╭─ Information provided

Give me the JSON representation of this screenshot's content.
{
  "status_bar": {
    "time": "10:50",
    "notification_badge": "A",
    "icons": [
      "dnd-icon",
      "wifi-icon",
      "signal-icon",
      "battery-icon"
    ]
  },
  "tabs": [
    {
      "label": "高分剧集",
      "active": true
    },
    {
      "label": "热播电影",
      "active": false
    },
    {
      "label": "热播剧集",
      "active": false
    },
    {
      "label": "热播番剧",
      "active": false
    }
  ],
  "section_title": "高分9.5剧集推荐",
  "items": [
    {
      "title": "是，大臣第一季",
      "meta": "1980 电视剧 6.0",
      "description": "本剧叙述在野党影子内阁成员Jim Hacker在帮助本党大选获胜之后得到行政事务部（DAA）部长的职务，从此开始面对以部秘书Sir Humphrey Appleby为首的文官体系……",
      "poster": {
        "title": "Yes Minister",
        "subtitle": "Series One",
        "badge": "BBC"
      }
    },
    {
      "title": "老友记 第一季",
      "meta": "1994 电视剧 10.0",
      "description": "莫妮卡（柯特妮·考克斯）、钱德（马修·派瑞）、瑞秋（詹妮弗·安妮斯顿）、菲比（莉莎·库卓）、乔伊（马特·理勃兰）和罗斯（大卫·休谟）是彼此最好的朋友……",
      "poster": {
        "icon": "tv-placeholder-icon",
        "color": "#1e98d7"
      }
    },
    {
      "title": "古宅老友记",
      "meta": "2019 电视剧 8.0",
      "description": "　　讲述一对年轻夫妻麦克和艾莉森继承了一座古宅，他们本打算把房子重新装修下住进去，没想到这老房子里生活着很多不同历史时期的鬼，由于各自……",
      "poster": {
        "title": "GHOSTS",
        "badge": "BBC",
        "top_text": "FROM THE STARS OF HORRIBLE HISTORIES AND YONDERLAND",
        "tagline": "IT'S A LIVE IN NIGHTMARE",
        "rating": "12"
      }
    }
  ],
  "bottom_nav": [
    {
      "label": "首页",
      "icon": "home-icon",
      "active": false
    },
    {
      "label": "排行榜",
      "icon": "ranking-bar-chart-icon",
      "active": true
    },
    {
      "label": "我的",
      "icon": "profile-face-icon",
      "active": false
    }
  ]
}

╰─

### Job
Write out every line of the records exactly.

### Task output
Give me the JSON representation of this screenshot's content.
{
  "status_bar": {
    "time": "10:50",
    "notification_badge": "A",
    "icons": [
      "dnd-icon",
      "wifi-icon",
      "signal-icon",
      "battery-icon"
    ]
  },
  "tabs": [
    {
      "label": "高分剧集",
      "active": true
    },
    {
      "label": "热播电影",
      "active": false
    },
    {
      "label": "热播剧集",
      "active": false
    },
    {
      "label": "热播番剧",
      "active": false
    }
  ],
  "section_title": "高分9.5剧集推荐",
  "items": [
    {
      "title": "是，大臣第一季",
      "meta": "1980 电视剧 6.0",
      "description": "本剧叙述在野党影子内阁成员Jim Hacker在帮助本党大选获胜之后得到行政事务部（DAA）部长的职务，从此开始面对以部秘书Sir Humphrey Appleby为首的文官体系……",
      "poster": {
        "title": "Yes Minister",
        "subtitle": "Series One",
        "badge": "BBC"
      }
    },
    {
      "title": "老友记 第一季",
      "meta": "1994 电视剧 10.0",
      "description": "莫妮卡（柯特妮·考克斯）、钱德（马修·派瑞）、瑞秋（詹妮弗·安妮斯顿）、菲比（莉莎·库卓）、乔伊（马特·理勃兰）和罗斯（大卫·休谟）是彼此最好的朋友……",
      "poster": {
        "icon": "tv-placeholder-icon",
        "color": "#1e98d7"
      }
    },
    {
      "title": "古宅老友记",
      "meta": "2019 电视剧 8.0",
      "description": "　　讲述一对年轻夫妻麦克和艾莉森继承了一座古宅，他们本打算把房子重新装修下住进去，没想到这老房子里生活着很多不同历史时期的鬼，由于各自……",
      "poster": {
        "title": "GHOSTS",
        "badge": "BBC",
        "top_text": "FROM THE STARS OF HORRIBLE HISTORIES AND YONDERLAND",
        "tagline": "IT'S A LIVE IN NIGHTMARE",
        "rating": "12"
      }
    }
  ],
  "bottom_nav": [
    {
      "label": "首页",
      "icon": "home-icon",
      "active": false
    },
    {
      "label": "排行榜",
      "icon": "ranking-bar-chart-icon",
      "active": true
    },
    {
      "label": "我的",
      "icon": "profile-face-icon",
      "active": false
    }
  ]
}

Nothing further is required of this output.